What you have to do:
Spot every line with the word "this" and return it.

··········

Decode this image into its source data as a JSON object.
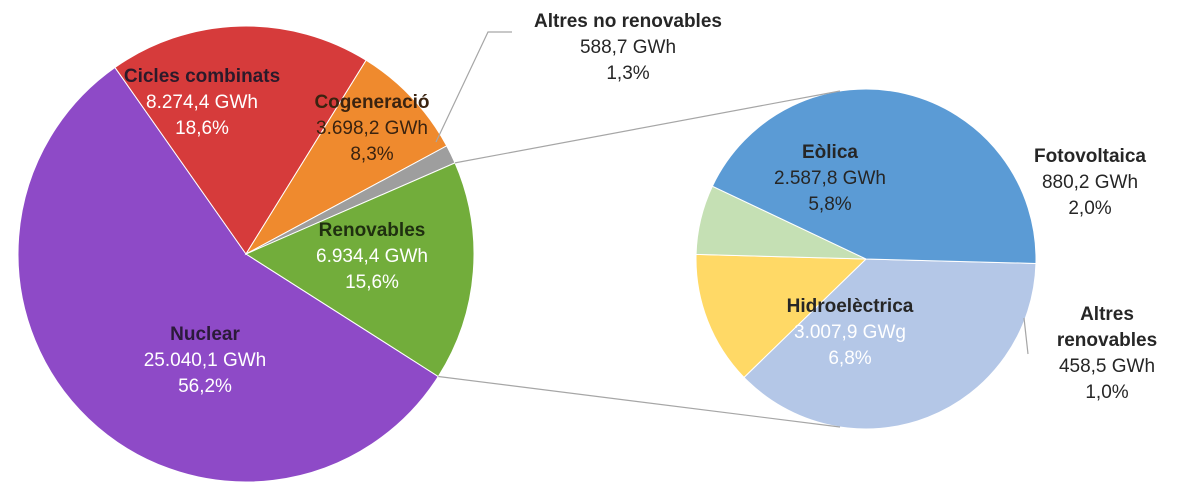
{
  "chart_data": [
    {
      "type": "pie",
      "unit": "GWh",
      "slices": [
        {
          "name": "Nuclear",
          "value_text": "25.040,1 GWh",
          "pct_text": "56,2%",
          "value": 25040.1,
          "pct": 56.2,
          "color": "#8e4ac7"
        },
        {
          "name": "Cicles combinats",
          "value_text": "8.274,4  GWh",
          "pct_text": "18,6%",
          "value": 8274.4,
          "pct": 18.6,
          "color": "#d63b3b"
        },
        {
          "name": "Cogeneració",
          "value_text": "3.698,2 GWh",
          "pct_text": "8,3%",
          "value": 3698.2,
          "pct": 8.3,
          "color": "#ef8a2e"
        },
        {
          "name": "Altres no renovables",
          "value_text": "588,7  GWh",
          "pct_text": "1,3%",
          "value": 588.7,
          "pct": 1.3,
          "color": "#9e9e9e"
        },
        {
          "name": "Renovables",
          "value_text": "6.934,4 GWh",
          "pct_text": "15,6%",
          "value": 6934.4,
          "pct": 15.6,
          "color": "#72ad3b"
        }
      ]
    },
    {
      "type": "pie",
      "unit": "GWh",
      "slices": [
        {
          "name": "Eòlica",
          "value_text": "2.587,8 GWh",
          "pct_text": "5,8%",
          "value": 2587.8,
          "pct": 5.8,
          "color": "#b4c7e7"
        },
        {
          "name": "Fotovoltaica",
          "value_text": "880,2 GWh",
          "pct_text": "2,0%",
          "value": 880.2,
          "pct": 2.0,
          "color": "#ffd966"
        },
        {
          "name": "Altres renovables",
          "value_text": "458,5  GWh",
          "pct_text": "1,0%",
          "value": 458.5,
          "pct": 1.0,
          "color": "#c5e0b4"
        },
        {
          "name": "Hidroelèctrica",
          "value_text": "3.007,9  GWg",
          "pct_text": "6,8%",
          "value": 3007.9,
          "pct": 6.8,
          "color": "#5b9bd5"
        }
      ]
    }
  ]
}
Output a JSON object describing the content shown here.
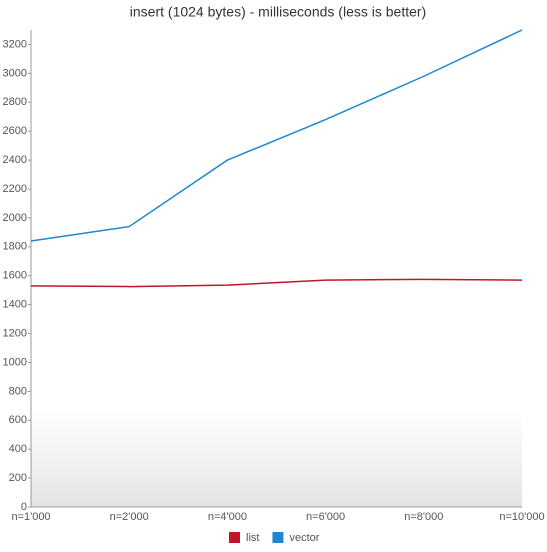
{
  "chart_data": {
    "type": "line",
    "title": "insert (1024 bytes) - milliseconds (less is better)",
    "categories": [
      "n=1'000",
      "n=2'000",
      "n=4'000",
      "n=6'000",
      "n=8'000",
      "n=10'000"
    ],
    "series": [
      {
        "name": "list",
        "color": "#c3142c",
        "values": [
          1530,
          1525,
          1535,
          1570,
          1575,
          1570
        ]
      },
      {
        "name": "vector",
        "color": "#1e87d2",
        "values": [
          1840,
          1940,
          2400,
          2680,
          2980,
          3300
        ]
      }
    ],
    "ylim": [
      0,
      3300
    ],
    "yticks": [
      0,
      200,
      400,
      600,
      800,
      1000,
      1200,
      1400,
      1600,
      1800,
      2000,
      2200,
      2400,
      2600,
      2800,
      3000,
      3200
    ]
  }
}
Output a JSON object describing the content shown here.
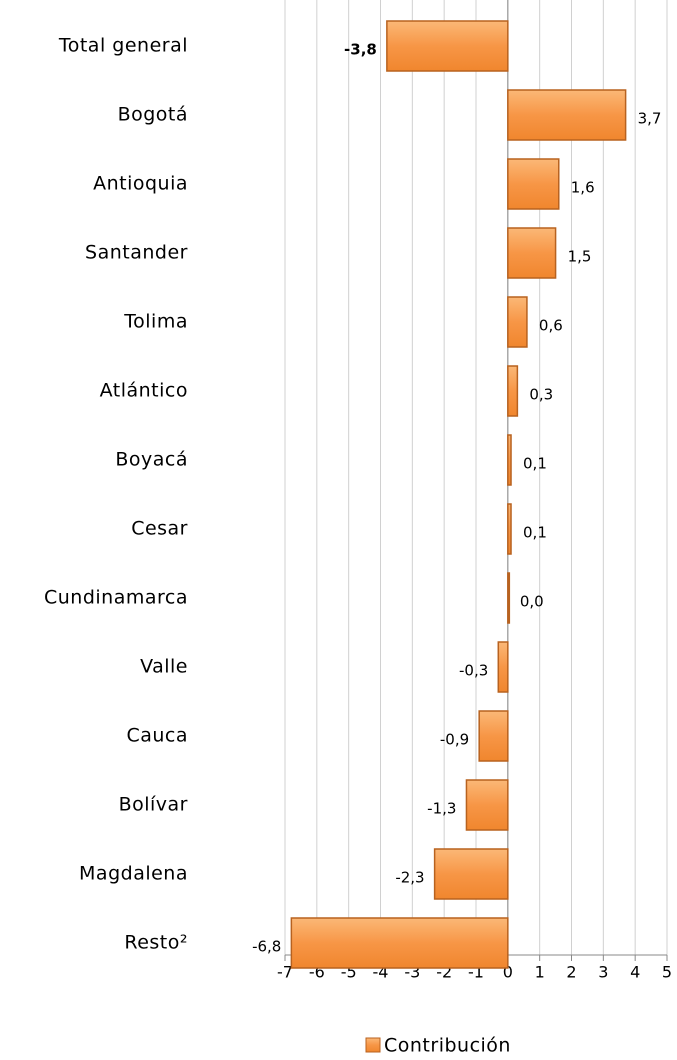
{
  "chart_data": {
    "type": "bar",
    "orientation": "horizontal",
    "categories": [
      "Total general",
      "Bogotá",
      "Antioquia",
      "Santander",
      "Tolima",
      "Atlántico",
      "Boyacá",
      "Cesar",
      "Cundinamarca",
      "Valle",
      "Cauca",
      "Bolívar",
      "Magdalena",
      "Resto²"
    ],
    "series": [
      {
        "name": "Contribución",
        "color": "#f79646",
        "values": [
          -3.8,
          3.7,
          1.6,
          1.5,
          0.6,
          0.3,
          0.1,
          0.1,
          0.0,
          -0.3,
          -0.9,
          -1.3,
          -2.3,
          -6.8
        ],
        "value_labels": [
          "-3,8",
          "3,7",
          "1,6",
          "1,5",
          "0,6",
          "0,3",
          "0,1",
          "0,1",
          "0,0",
          "-0,3",
          "-0,9",
          "-1,3",
          "-2,3",
          "-6,8"
        ]
      }
    ],
    "xlim": [
      -7,
      5
    ],
    "xticks": [
      -7,
      -6,
      -5,
      -4,
      -3,
      -2,
      -1,
      0,
      1,
      2,
      3,
      4,
      5
    ],
    "grid": true,
    "legend": "bottom"
  }
}
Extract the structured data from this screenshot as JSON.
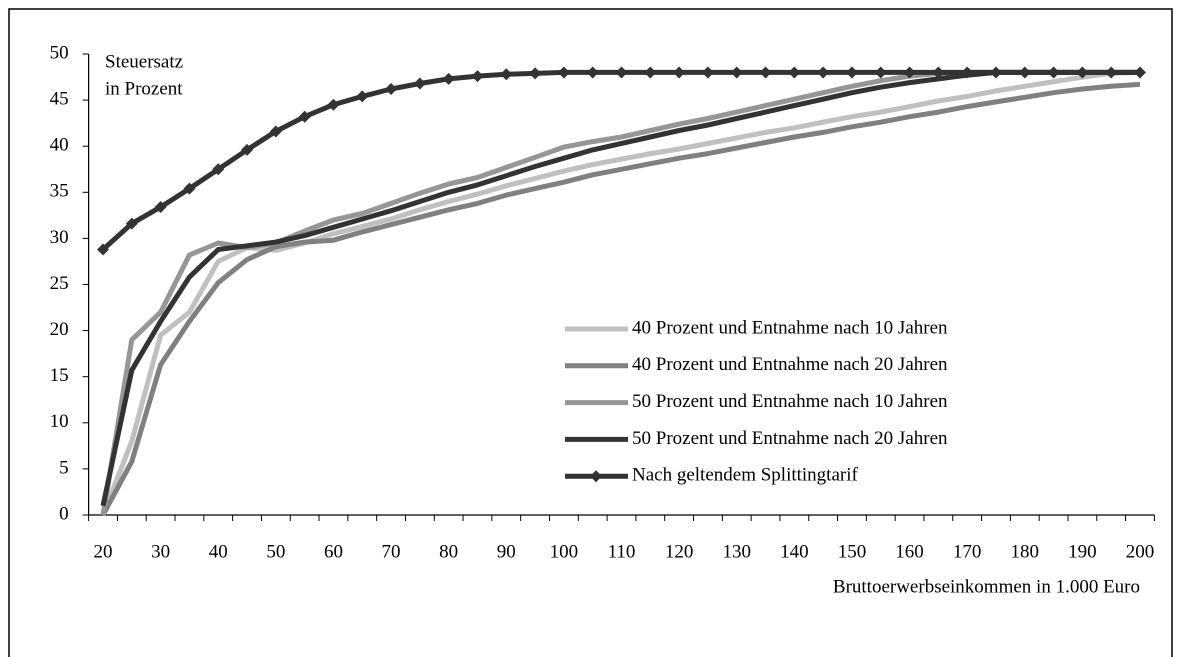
{
  "chart_data": {
    "type": "line",
    "y_label": [
      "Steuersatz",
      "in Prozent"
    ],
    "x_label": "Bruttoerwerbseinkommen in 1.000 Euro",
    "categories": [
      "20",
      null,
      "30",
      null,
      "40",
      null,
      "50",
      null,
      "60",
      null,
      "70",
      null,
      "80",
      null,
      "90",
      null,
      "100",
      null,
      "110",
      null,
      "120",
      null,
      "130",
      null,
      "140",
      null,
      "150",
      null,
      "160",
      null,
      "170",
      null,
      "180",
      null,
      "190",
      null,
      "200"
    ],
    "ylim": [
      0,
      50
    ],
    "yticks": [
      0,
      5,
      10,
      15,
      20,
      25,
      30,
      35,
      40,
      45,
      50
    ],
    "series": [
      {
        "name": "40 Prozent und Entnahme nach 10 Jahren",
        "color": "#c0c0c0",
        "values": [
          0,
          8,
          19.5,
          22,
          27.5,
          29,
          28.7,
          29.5,
          30.5,
          31.3,
          32.1,
          33.1,
          34,
          34.8,
          35.7,
          36.5,
          37.3,
          38,
          38.6,
          39.2,
          39.7,
          40.3,
          40.9,
          41.5,
          42,
          42.6,
          43.2,
          43.7,
          44.3,
          44.9,
          45.4,
          46,
          46.5,
          47,
          47.5,
          47.9,
          48
        ]
      },
      {
        "name": "40 Prozent und Entnahme nach 20 Jahren",
        "color": "#808080",
        "values": [
          0,
          5.8,
          16.3,
          21,
          25.2,
          27.7,
          29.1,
          29.6,
          29.8,
          30.7,
          31.5,
          32.3,
          33.1,
          33.8,
          34.7,
          35.4,
          36.1,
          36.9,
          37.5,
          38.1,
          38.7,
          39.2,
          39.8,
          40.4,
          41,
          41.5,
          42.1,
          42.6,
          43.2,
          43.7,
          44.3,
          44.8,
          45.3,
          45.8,
          46.2,
          46.5,
          46.7
        ]
      },
      {
        "name": "50 Prozent und Entnahme nach 10 Jahren",
        "color": "#969696",
        "values": [
          0,
          19,
          22,
          28.2,
          29.5,
          29,
          29.5,
          30.8,
          32,
          32.7,
          33.8,
          34.9,
          35.9,
          36.6,
          37.7,
          38.8,
          39.9,
          40.5,
          41,
          41.7,
          42.4,
          43,
          43.7,
          44.4,
          45.1,
          45.8,
          46.5,
          47.1,
          47.6,
          47.9,
          48,
          48,
          48,
          48,
          48,
          48,
          48
        ]
      },
      {
        "name": "50 Prozent und Entnahme nach 20 Jahren",
        "color": "#333333",
        "values": [
          1,
          15.7,
          21,
          25.8,
          28.8,
          29.2,
          29.6,
          30.3,
          31.2,
          32.1,
          33,
          34,
          35,
          35.8,
          36.8,
          37.8,
          38.7,
          39.6,
          40.3,
          41,
          41.7,
          42.3,
          43,
          43.7,
          44.4,
          45.1,
          45.8,
          46.4,
          46.9,
          47.3,
          47.7,
          48,
          48,
          48,
          48,
          48,
          48
        ]
      },
      {
        "name": "Nach geltendem Splittingtarif",
        "color": "#333333",
        "marker": "diamond",
        "values": [
          28.8,
          31.6,
          33.4,
          35.4,
          37.5,
          39.6,
          41.6,
          43.2,
          44.5,
          45.4,
          46.2,
          46.8,
          47.3,
          47.6,
          47.8,
          47.9,
          48,
          48,
          48,
          48,
          48,
          48,
          48,
          48,
          48,
          48,
          48,
          48,
          48,
          48,
          48,
          48,
          48,
          48,
          48,
          48,
          48
        ]
      }
    ]
  }
}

··········

Solution to the problem:
Decode this image into its source data as a JSON object.
Extract the structured data from this screenshot as JSON.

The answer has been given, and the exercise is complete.